-- BEGIN Dataset records --
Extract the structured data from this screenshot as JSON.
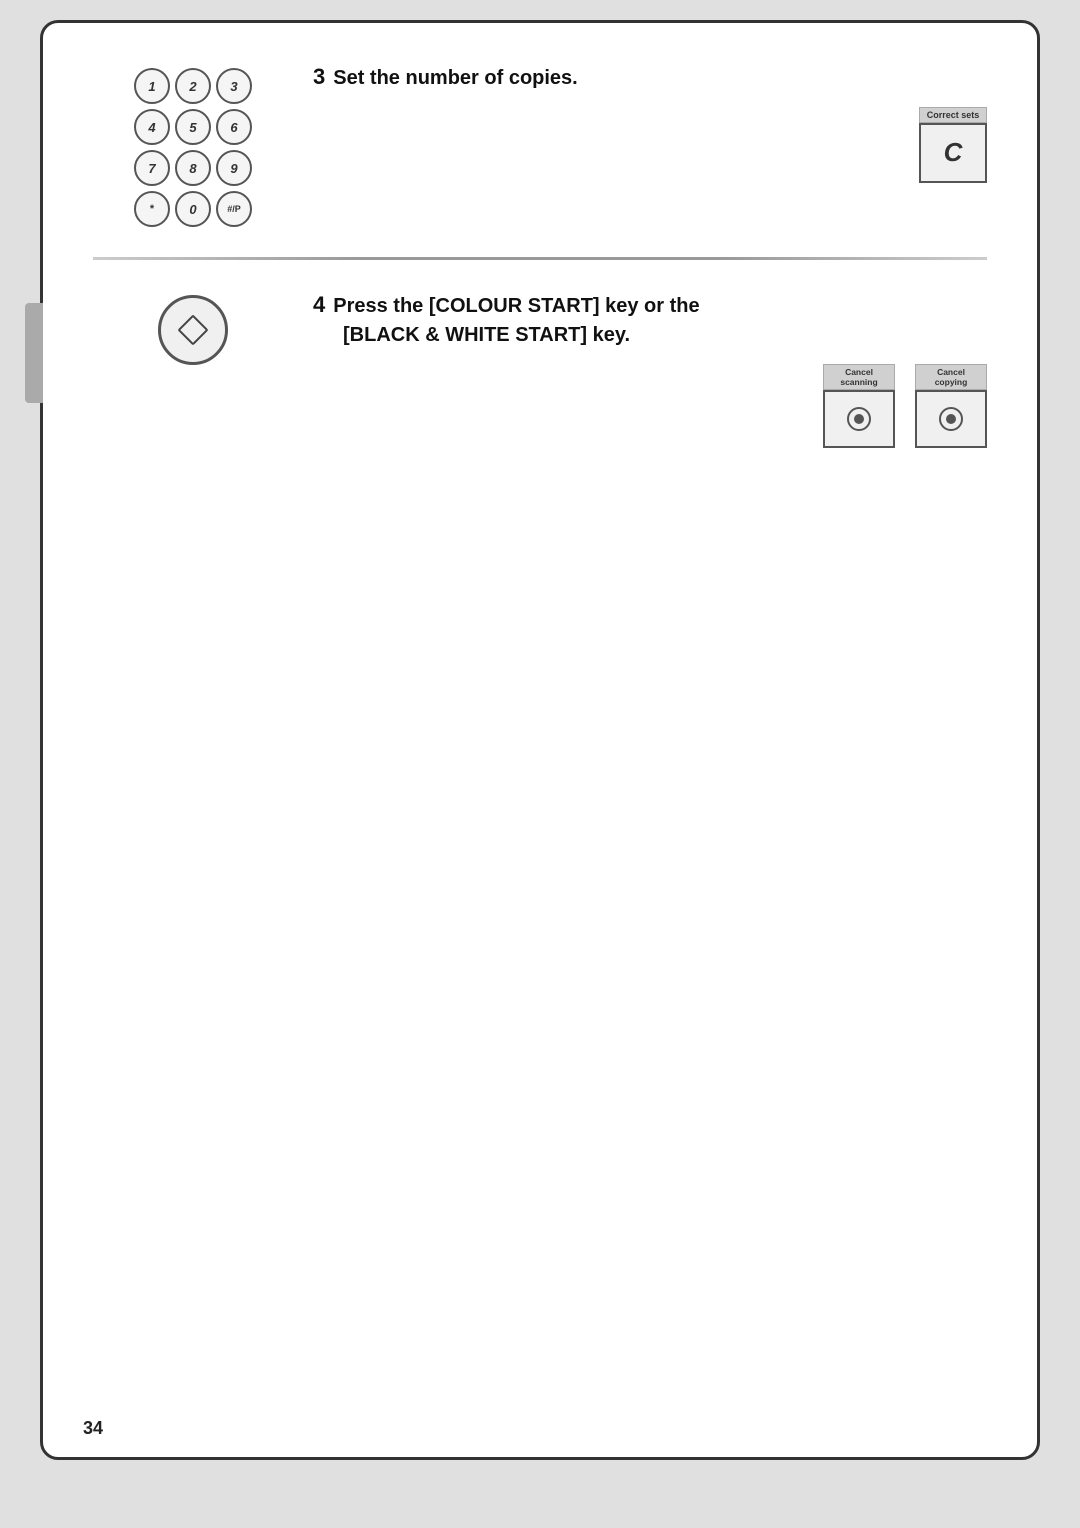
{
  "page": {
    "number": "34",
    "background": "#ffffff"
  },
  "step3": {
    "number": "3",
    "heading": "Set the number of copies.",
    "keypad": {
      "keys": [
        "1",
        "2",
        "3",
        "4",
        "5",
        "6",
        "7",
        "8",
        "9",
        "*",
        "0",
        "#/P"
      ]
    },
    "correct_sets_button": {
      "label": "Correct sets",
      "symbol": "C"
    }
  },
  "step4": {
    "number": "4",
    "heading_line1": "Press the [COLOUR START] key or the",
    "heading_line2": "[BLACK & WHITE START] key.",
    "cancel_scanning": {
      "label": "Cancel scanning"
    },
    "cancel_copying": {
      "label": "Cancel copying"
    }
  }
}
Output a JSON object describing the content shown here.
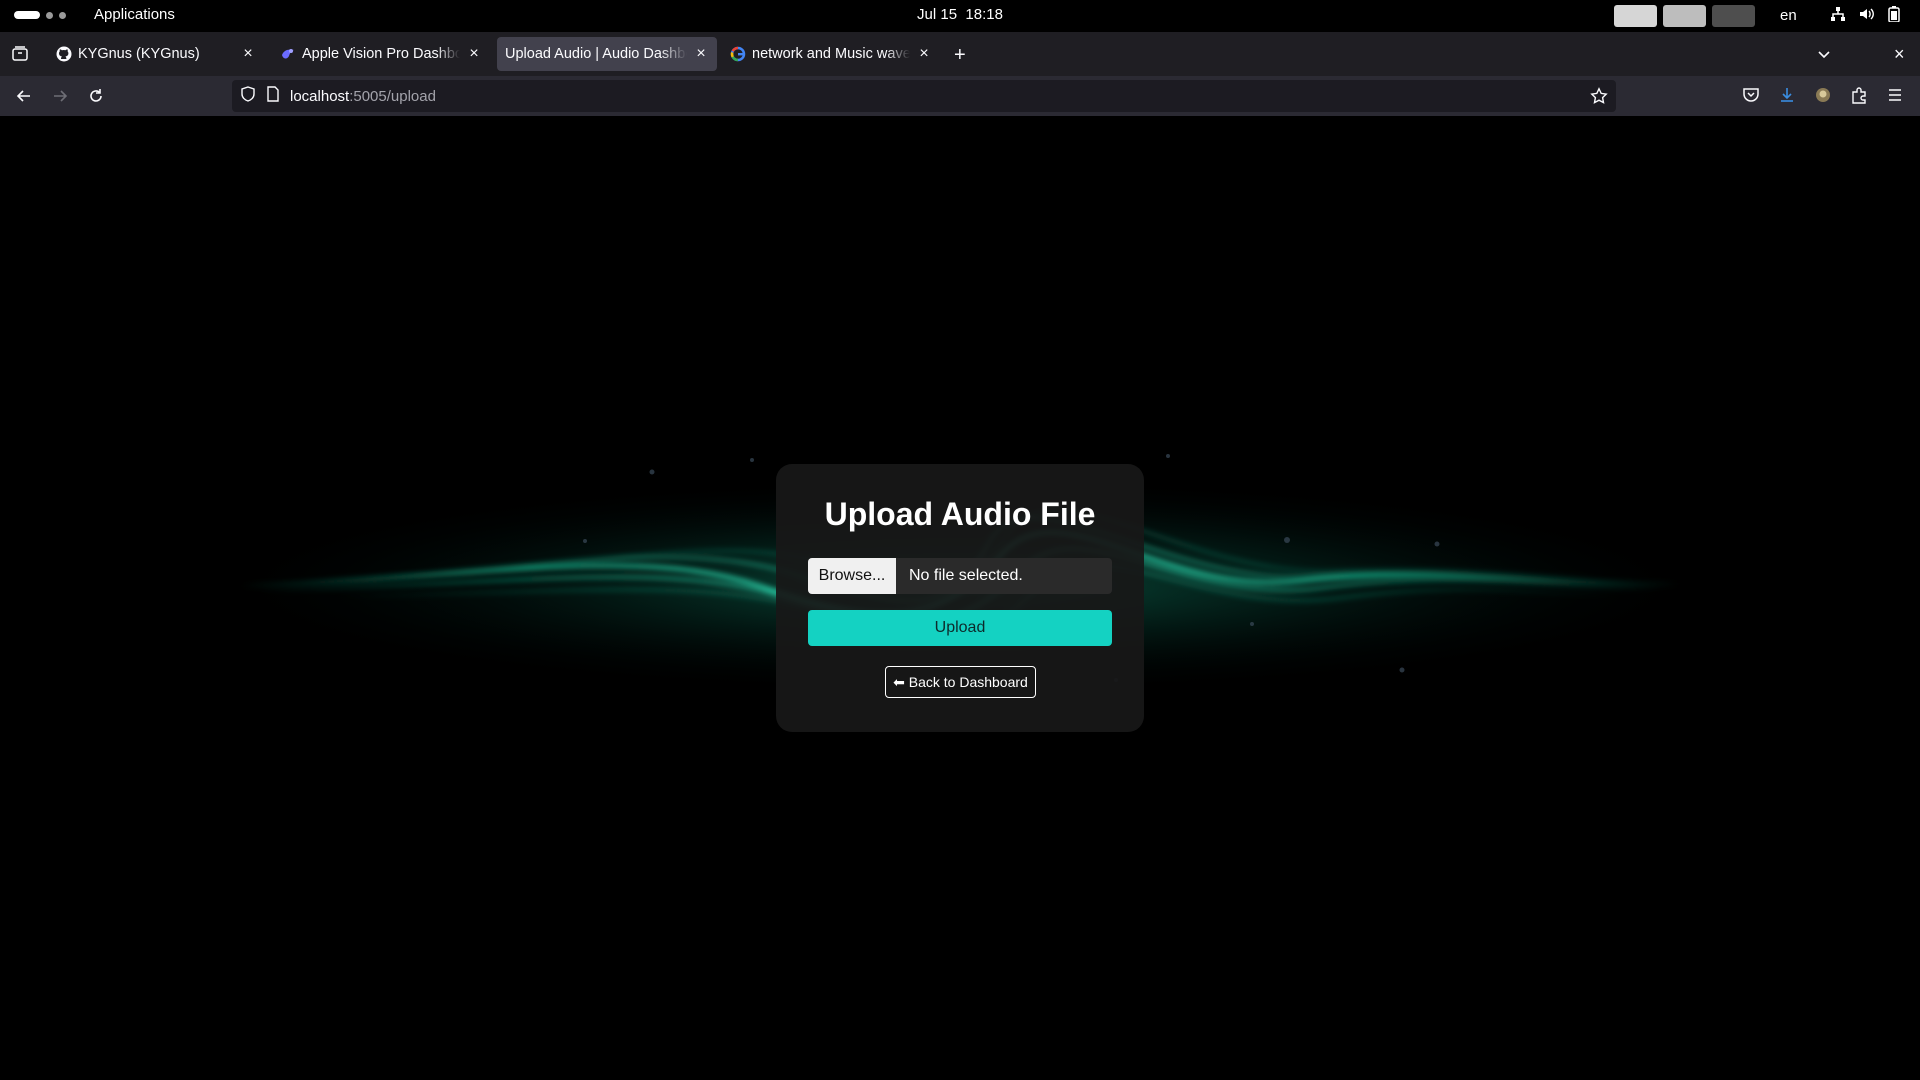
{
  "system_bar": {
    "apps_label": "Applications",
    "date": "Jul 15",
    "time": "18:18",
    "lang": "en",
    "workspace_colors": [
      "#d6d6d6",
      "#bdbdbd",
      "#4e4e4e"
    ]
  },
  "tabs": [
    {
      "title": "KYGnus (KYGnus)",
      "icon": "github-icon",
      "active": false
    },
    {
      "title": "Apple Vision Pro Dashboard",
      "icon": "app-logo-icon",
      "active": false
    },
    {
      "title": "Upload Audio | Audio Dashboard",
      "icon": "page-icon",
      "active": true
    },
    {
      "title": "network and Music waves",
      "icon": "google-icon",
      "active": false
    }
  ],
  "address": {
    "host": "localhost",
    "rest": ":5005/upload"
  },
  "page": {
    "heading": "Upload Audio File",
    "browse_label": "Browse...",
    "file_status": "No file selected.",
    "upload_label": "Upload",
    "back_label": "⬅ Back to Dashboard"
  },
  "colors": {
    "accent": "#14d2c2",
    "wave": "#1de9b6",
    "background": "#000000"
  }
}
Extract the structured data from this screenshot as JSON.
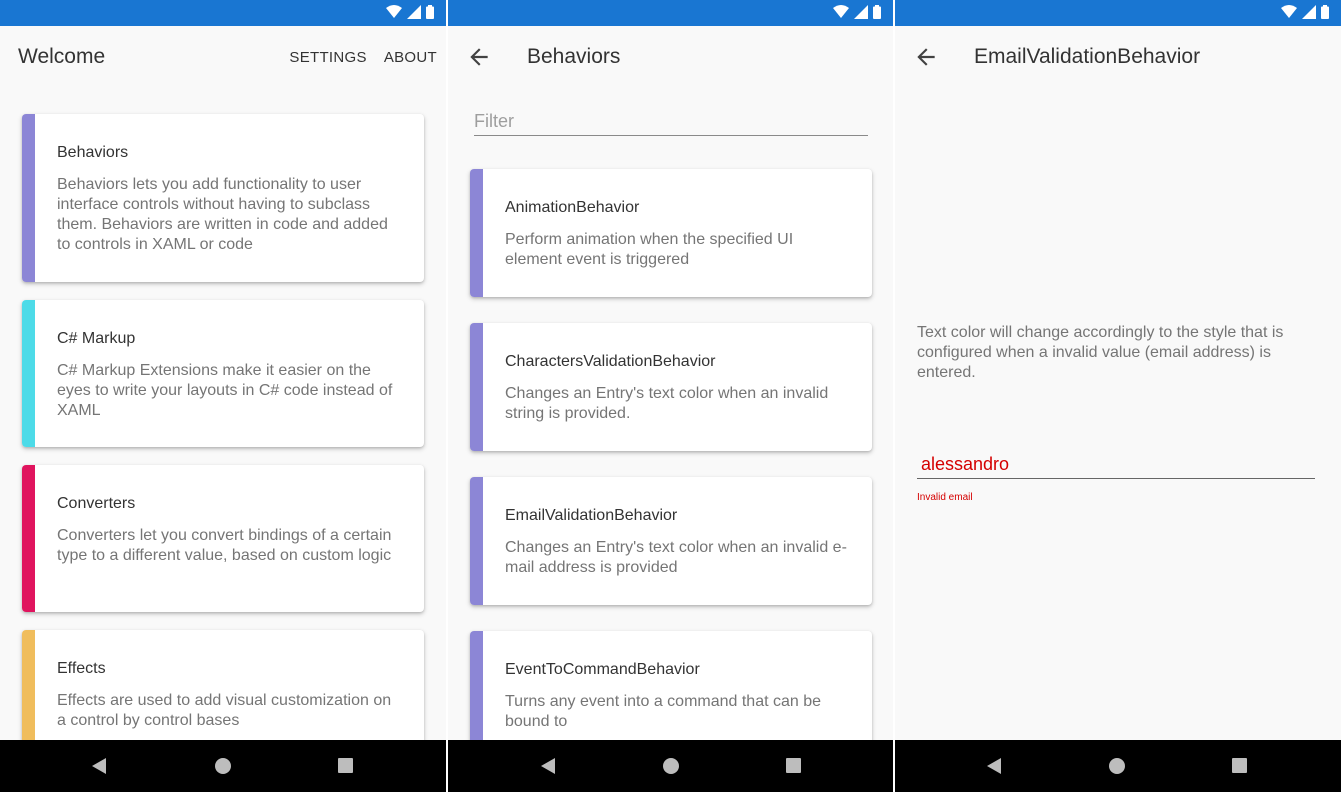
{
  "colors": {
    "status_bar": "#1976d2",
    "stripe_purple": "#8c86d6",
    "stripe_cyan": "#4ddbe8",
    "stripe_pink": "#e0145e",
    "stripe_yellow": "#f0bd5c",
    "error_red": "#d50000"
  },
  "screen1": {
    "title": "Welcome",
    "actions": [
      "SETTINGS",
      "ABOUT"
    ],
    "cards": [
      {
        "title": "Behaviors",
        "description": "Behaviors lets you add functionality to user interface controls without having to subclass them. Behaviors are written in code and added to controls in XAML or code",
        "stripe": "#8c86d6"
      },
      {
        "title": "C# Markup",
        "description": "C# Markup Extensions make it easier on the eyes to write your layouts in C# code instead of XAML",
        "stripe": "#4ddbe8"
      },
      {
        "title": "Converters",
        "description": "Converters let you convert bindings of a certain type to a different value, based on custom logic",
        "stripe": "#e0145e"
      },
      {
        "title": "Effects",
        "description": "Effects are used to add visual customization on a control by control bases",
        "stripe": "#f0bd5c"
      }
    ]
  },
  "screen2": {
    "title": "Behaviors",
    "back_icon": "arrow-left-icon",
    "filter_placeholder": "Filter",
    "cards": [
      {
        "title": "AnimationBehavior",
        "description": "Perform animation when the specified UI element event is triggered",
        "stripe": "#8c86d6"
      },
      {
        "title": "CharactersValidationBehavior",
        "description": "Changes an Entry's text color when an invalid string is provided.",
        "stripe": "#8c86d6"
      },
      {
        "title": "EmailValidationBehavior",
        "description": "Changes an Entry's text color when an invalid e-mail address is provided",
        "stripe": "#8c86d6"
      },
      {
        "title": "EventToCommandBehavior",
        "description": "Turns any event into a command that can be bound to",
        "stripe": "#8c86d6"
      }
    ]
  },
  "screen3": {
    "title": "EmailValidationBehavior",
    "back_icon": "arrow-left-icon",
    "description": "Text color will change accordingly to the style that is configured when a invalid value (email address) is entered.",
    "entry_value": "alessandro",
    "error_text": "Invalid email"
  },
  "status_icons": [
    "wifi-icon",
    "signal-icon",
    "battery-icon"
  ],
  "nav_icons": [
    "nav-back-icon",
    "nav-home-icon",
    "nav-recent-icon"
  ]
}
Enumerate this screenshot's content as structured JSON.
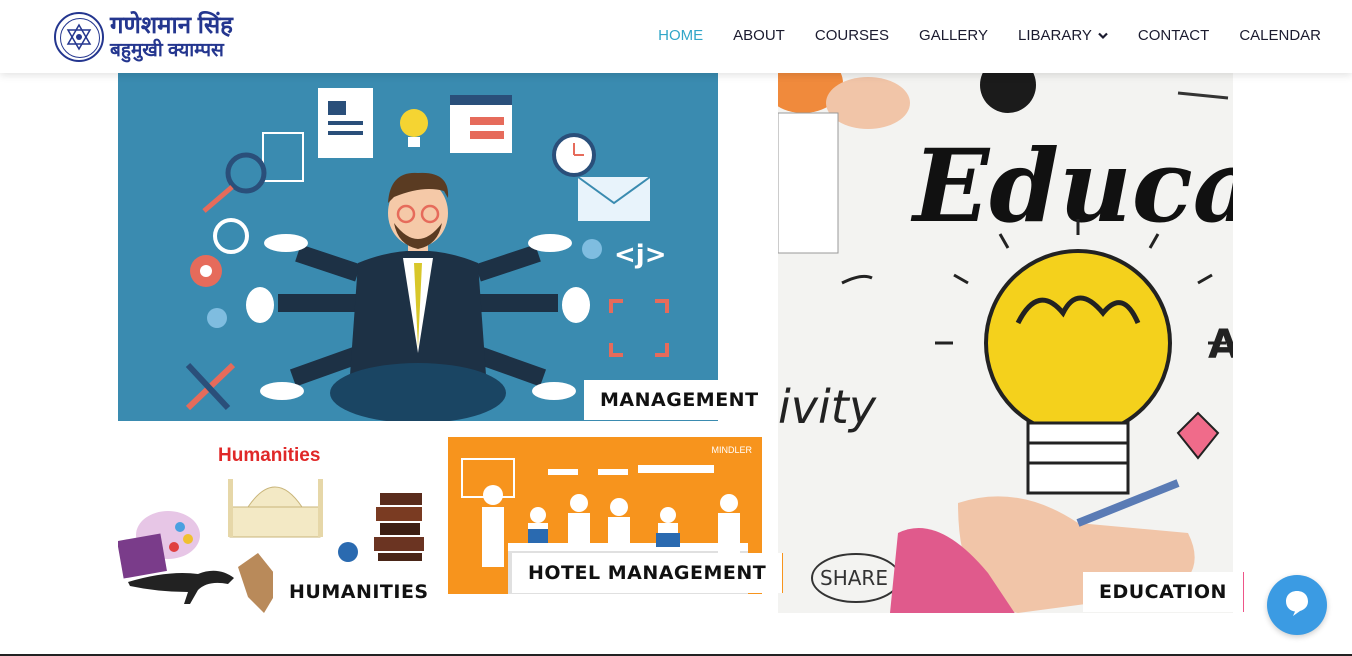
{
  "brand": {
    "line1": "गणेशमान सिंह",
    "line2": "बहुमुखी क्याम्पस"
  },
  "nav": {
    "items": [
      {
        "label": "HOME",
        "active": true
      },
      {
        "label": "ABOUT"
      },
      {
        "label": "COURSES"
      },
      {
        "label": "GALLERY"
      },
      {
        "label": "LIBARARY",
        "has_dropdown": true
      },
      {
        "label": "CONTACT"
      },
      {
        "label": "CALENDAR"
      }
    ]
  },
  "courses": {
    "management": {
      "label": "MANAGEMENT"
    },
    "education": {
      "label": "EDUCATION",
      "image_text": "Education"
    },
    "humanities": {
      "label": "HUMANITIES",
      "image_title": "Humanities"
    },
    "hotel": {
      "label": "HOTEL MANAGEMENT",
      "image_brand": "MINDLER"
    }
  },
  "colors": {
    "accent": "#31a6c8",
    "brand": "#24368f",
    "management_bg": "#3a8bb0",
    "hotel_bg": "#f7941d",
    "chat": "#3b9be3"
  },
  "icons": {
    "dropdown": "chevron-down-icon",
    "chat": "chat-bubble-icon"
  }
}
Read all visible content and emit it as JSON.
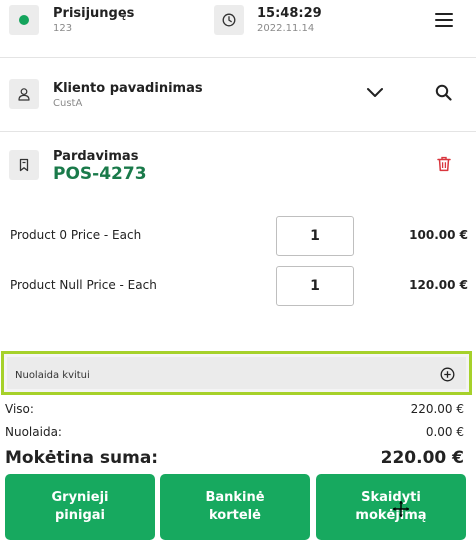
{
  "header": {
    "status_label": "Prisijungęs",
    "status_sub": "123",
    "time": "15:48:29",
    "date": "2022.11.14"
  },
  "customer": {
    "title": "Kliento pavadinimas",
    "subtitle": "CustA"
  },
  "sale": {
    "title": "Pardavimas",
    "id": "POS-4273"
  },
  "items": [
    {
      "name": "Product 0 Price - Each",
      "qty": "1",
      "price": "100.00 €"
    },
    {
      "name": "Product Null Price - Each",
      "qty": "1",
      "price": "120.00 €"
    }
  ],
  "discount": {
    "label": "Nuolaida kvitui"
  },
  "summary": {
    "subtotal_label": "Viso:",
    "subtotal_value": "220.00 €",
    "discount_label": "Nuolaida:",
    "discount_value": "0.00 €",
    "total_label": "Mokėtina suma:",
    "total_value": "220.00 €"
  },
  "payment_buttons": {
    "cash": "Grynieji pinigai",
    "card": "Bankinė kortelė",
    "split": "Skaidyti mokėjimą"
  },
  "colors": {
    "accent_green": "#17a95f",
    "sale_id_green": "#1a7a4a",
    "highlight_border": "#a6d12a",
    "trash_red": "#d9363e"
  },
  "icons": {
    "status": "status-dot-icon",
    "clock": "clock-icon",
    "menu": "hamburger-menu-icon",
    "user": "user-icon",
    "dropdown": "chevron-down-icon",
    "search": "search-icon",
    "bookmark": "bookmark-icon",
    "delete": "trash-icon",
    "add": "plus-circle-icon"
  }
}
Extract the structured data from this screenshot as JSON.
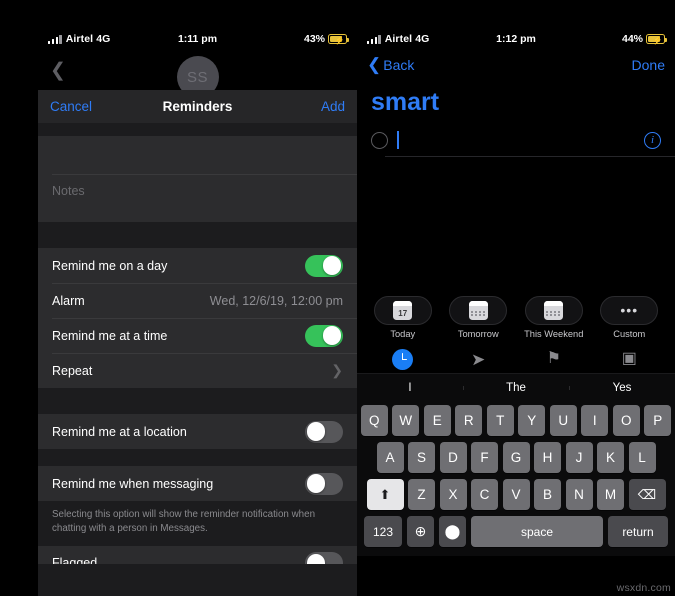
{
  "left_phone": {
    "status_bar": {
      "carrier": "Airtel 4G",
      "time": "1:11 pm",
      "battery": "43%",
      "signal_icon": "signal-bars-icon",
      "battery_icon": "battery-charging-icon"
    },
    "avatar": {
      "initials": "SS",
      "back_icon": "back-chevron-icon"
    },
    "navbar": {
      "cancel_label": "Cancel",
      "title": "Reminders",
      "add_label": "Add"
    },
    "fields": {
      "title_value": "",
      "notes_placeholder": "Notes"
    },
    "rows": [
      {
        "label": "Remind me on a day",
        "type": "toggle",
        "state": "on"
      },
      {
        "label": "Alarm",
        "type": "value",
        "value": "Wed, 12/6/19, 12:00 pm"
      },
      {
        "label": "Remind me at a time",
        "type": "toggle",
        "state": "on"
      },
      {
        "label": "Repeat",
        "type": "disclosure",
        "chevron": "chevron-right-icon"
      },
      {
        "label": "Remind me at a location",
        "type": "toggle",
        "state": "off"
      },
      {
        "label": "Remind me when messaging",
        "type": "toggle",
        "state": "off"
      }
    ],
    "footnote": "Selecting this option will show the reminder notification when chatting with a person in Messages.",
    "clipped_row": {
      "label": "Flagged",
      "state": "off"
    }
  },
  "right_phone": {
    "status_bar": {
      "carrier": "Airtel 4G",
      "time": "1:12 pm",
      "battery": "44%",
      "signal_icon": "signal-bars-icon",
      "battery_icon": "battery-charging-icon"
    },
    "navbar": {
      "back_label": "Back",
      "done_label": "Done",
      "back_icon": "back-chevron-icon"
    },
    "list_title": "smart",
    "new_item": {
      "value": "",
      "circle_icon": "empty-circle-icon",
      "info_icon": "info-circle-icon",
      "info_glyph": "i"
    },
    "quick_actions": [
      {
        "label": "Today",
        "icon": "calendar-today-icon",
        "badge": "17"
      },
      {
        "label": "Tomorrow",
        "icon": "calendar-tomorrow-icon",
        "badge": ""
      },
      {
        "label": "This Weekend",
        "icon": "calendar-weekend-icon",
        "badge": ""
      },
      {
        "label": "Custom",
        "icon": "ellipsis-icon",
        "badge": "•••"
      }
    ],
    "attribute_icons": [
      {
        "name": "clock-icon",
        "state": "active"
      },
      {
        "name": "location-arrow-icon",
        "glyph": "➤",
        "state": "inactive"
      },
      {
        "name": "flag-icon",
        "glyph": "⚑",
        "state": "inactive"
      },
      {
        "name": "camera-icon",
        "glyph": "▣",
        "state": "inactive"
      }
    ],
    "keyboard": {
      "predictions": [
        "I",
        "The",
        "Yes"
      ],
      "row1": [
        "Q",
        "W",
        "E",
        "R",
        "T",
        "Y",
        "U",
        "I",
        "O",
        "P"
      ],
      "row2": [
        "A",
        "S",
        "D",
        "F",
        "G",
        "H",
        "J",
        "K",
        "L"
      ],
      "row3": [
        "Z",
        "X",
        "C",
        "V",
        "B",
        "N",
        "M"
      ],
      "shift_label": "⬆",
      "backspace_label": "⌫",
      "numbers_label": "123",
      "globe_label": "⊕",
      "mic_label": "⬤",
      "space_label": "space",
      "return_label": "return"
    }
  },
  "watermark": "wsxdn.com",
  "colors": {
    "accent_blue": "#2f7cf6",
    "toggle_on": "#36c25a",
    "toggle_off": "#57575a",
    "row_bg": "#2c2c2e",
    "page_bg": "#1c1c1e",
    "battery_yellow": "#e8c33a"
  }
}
-- END Dataset records --
** Goal **
Copy out each line of the data containing the string "name".

** Result for this exercise **
      "name": "Product 0 Price - Each",
      "name": "Product Null Price - Each",
        "name": "clock-icon",
        "name": "location-arrow-icon",
        "name": "flag-icon",
        "name": "camera-icon",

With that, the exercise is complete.